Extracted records

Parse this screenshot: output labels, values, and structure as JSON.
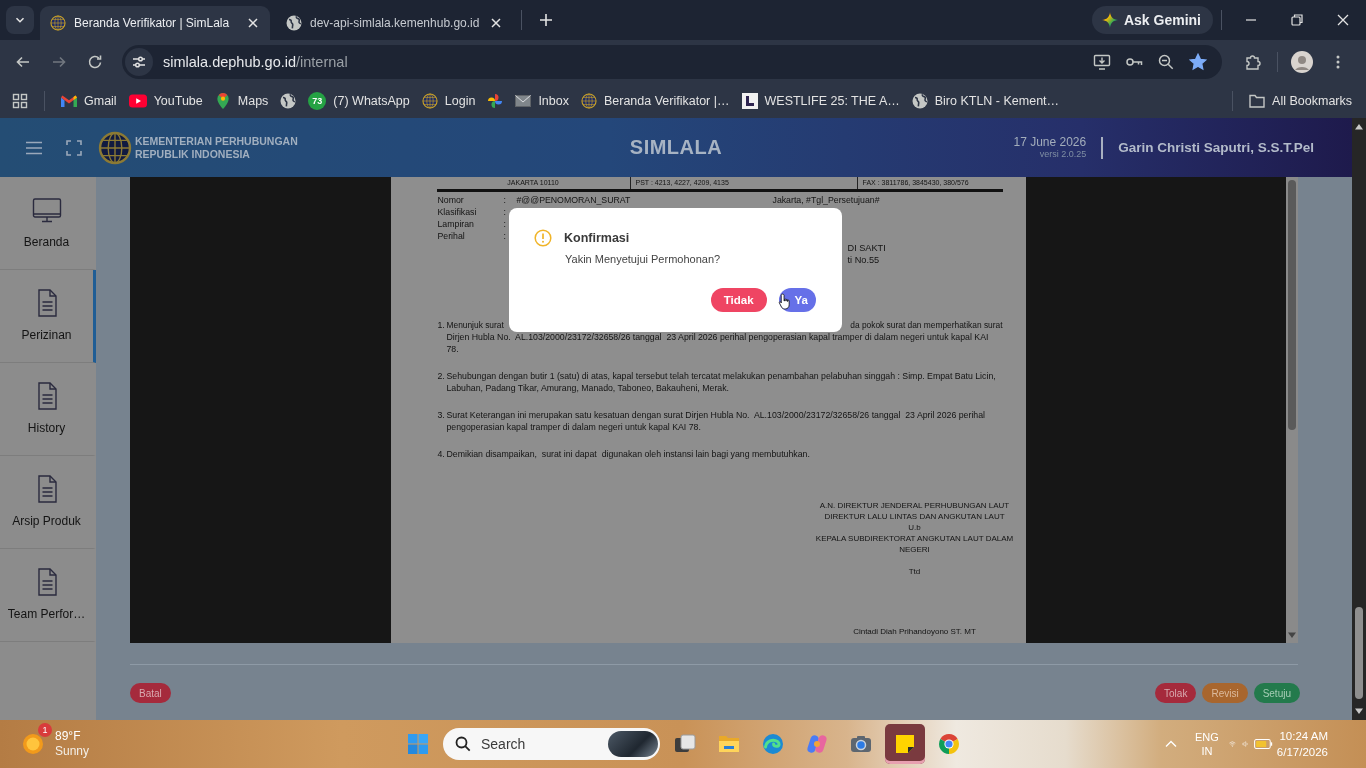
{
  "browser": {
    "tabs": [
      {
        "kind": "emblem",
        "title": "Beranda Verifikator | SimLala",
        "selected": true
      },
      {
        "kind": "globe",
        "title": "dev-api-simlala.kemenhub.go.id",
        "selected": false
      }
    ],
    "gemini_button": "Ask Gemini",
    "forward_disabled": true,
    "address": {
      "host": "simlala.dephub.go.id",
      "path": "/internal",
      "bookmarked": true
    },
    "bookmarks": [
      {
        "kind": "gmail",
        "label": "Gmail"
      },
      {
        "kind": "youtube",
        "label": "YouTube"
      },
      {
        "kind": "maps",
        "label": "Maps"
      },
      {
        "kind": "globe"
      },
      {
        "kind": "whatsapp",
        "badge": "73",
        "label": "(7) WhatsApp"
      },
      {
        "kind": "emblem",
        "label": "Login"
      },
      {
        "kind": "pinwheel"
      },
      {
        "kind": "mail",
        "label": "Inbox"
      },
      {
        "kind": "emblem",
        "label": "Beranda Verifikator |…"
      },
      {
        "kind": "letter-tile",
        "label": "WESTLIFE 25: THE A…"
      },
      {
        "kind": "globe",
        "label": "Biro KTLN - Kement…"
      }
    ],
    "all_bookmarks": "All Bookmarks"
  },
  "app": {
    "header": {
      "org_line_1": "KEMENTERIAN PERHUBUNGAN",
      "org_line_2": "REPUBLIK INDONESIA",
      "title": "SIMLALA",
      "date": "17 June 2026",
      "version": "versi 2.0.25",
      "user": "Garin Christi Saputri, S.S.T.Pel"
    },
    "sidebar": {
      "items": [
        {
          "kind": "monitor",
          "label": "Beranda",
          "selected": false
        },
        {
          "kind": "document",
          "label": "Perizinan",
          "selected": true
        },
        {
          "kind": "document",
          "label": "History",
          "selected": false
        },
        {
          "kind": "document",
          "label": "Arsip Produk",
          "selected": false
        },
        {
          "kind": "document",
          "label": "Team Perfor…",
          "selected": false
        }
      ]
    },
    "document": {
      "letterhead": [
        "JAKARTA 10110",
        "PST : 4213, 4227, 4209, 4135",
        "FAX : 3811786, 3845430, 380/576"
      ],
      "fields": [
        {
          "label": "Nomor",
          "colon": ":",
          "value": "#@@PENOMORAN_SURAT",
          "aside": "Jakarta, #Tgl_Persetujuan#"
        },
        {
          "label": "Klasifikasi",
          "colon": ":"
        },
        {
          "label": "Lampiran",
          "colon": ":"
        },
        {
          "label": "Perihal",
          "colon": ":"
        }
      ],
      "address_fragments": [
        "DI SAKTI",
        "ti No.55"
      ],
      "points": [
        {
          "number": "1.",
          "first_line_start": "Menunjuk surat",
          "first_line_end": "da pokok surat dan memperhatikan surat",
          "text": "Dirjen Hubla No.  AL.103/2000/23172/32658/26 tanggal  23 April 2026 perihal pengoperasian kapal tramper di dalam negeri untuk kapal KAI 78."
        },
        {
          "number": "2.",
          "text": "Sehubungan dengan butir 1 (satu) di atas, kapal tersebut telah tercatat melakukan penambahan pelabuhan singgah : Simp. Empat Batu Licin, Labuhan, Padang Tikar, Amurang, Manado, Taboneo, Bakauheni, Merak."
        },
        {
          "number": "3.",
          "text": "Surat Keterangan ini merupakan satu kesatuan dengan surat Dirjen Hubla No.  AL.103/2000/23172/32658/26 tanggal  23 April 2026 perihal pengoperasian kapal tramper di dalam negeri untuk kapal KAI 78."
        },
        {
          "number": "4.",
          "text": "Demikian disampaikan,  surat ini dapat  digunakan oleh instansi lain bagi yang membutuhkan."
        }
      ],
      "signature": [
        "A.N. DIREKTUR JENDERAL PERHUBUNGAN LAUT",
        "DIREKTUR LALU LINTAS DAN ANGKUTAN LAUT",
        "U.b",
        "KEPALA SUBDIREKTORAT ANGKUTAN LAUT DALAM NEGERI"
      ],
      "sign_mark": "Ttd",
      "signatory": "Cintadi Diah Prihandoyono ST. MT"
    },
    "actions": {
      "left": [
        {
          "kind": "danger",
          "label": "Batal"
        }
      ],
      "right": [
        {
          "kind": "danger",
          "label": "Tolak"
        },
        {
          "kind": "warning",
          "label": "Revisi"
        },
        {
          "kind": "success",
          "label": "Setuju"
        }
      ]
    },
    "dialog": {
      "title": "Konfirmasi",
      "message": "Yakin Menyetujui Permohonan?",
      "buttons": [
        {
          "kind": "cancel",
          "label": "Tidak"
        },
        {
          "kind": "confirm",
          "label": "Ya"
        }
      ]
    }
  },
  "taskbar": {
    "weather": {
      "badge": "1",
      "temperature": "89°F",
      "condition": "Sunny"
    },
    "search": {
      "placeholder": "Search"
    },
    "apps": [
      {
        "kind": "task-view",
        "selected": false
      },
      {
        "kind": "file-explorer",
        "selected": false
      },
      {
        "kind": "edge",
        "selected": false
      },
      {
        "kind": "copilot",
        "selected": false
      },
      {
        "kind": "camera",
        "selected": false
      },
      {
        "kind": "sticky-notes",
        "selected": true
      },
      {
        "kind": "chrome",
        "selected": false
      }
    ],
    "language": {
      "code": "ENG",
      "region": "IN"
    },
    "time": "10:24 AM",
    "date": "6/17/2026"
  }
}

> [What you need to do]
Can you restate all the records above word for word while dropping the pictures?

> [Result of the task]
Parse this screenshot: output labels, values, and structure as JSON.
{
  "browser": {
    "tabs": [
      {
        "kind": "emblem",
        "title": "Beranda Verifikator | SimLala",
        "selected": true
      },
      {
        "kind": "globe",
        "title": "dev-api-simlala.kemenhub.go.id",
        "selected": false
      }
    ],
    "gemini_button": "Ask Gemini",
    "forward_disabled": true,
    "address": {
      "host": "simlala.dephub.go.id",
      "path": "/internal",
      "bookmarked": true
    },
    "bookmarks": [
      {
        "kind": "gmail",
        "label": "Gmail"
      },
      {
        "kind": "youtube",
        "label": "YouTube"
      },
      {
        "kind": "maps",
        "label": "Maps"
      },
      {
        "kind": "globe"
      },
      {
        "kind": "whatsapp",
        "badge": "73",
        "label": "(7) WhatsApp"
      },
      {
        "kind": "emblem",
        "label": "Login"
      },
      {
        "kind": "pinwheel"
      },
      {
        "kind": "mail",
        "label": "Inbox"
      },
      {
        "kind": "emblem",
        "label": "Beranda Verifikator |…"
      },
      {
        "kind": "letter-tile",
        "label": "WESTLIFE 25: THE A…"
      },
      {
        "kind": "globe",
        "label": "Biro KTLN - Kement…"
      }
    ],
    "all_bookmarks": "All Bookmarks"
  },
  "app": {
    "header": {
      "org_line_1": "KEMENTERIAN PERHUBUNGAN",
      "org_line_2": "REPUBLIK INDONESIA",
      "title": "SIMLALA",
      "date": "17 June 2026",
      "version": "versi 2.0.25",
      "user": "Garin Christi Saputri, S.S.T.Pel"
    },
    "sidebar": {
      "items": [
        {
          "kind": "monitor",
          "label": "Beranda",
          "selected": false
        },
        {
          "kind": "document",
          "label": "Perizinan",
          "selected": true
        },
        {
          "kind": "document",
          "label": "History",
          "selected": false
        },
        {
          "kind": "document",
          "label": "Arsip Produk",
          "selected": false
        },
        {
          "kind": "document",
          "label": "Team Perfor…",
          "selected": false
        }
      ]
    },
    "document": {
      "letterhead": [
        "JAKARTA 10110",
        "PST : 4213, 4227, 4209, 4135",
        "FAX : 3811786, 3845430, 380/576"
      ],
      "fields": [
        {
          "label": "Nomor",
          "colon": ":",
          "value": "#@@PENOMORAN_SURAT",
          "aside": "Jakarta, #Tgl_Persetujuan#"
        },
        {
          "label": "Klasifikasi",
          "colon": ":"
        },
        {
          "label": "Lampiran",
          "colon": ":"
        },
        {
          "label": "Perihal",
          "colon": ":"
        }
      ],
      "address_fragments": [
        "DI SAKTI",
        "ti No.55"
      ],
      "points": [
        {
          "number": "1.",
          "first_line_start": "Menunjuk surat",
          "first_line_end": "da pokok surat dan memperhatikan surat",
          "text": "Dirjen Hubla No.  AL.103/2000/23172/32658/26 tanggal  23 April 2026 perihal pengoperasian kapal tramper di dalam negeri untuk kapal KAI 78."
        },
        {
          "number": "2.",
          "text": "Sehubungan dengan butir 1 (satu) di atas, kapal tersebut telah tercatat melakukan penambahan pelabuhan singgah : Simp. Empat Batu Licin, Labuhan, Padang Tikar, Amurang, Manado, Taboneo, Bakauheni, Merak."
        },
        {
          "number": "3.",
          "text": "Surat Keterangan ini merupakan satu kesatuan dengan surat Dirjen Hubla No.  AL.103/2000/23172/32658/26 tanggal  23 April 2026 perihal pengoperasian kapal tramper di dalam negeri untuk kapal KAI 78."
        },
        {
          "number": "4.",
          "text": "Demikian disampaikan,  surat ini dapat  digunakan oleh instansi lain bagi yang membutuhkan."
        }
      ],
      "signature": [
        "A.N. DIREKTUR JENDERAL PERHUBUNGAN LAUT",
        "DIREKTUR LALU LINTAS DAN ANGKUTAN LAUT",
        "U.b",
        "KEPALA SUBDIREKTORAT ANGKUTAN LAUT DALAM NEGERI"
      ],
      "sign_mark": "Ttd",
      "signatory": "Cintadi Diah Prihandoyono ST. MT"
    },
    "actions": {
      "left": [
        {
          "kind": "danger",
          "label": "Batal"
        }
      ],
      "right": [
        {
          "kind": "danger",
          "label": "Tolak"
        },
        {
          "kind": "warning",
          "label": "Revisi"
        },
        {
          "kind": "success",
          "label": "Setuju"
        }
      ]
    },
    "dialog": {
      "title": "Konfirmasi",
      "message": "Yakin Menyetujui Permohonan?",
      "buttons": [
        {
          "kind": "cancel",
          "label": "Tidak"
        },
        {
          "kind": "confirm",
          "label": "Ya"
        }
      ]
    }
  },
  "taskbar": {
    "weather": {
      "badge": "1",
      "temperature": "89°F",
      "condition": "Sunny"
    },
    "search": {
      "placeholder": "Search"
    },
    "apps": [
      {
        "kind": "task-view",
        "selected": false
      },
      {
        "kind": "file-explorer",
        "selected": false
      },
      {
        "kind": "edge",
        "selected": false
      },
      {
        "kind": "copilot",
        "selected": false
      },
      {
        "kind": "camera",
        "selected": false
      },
      {
        "kind": "sticky-notes",
        "selected": true
      },
      {
        "kind": "chrome",
        "selected": false
      }
    ],
    "language": {
      "code": "ENG",
      "region": "IN"
    },
    "time": "10:24 AM",
    "date": "6/17/2026"
  }
}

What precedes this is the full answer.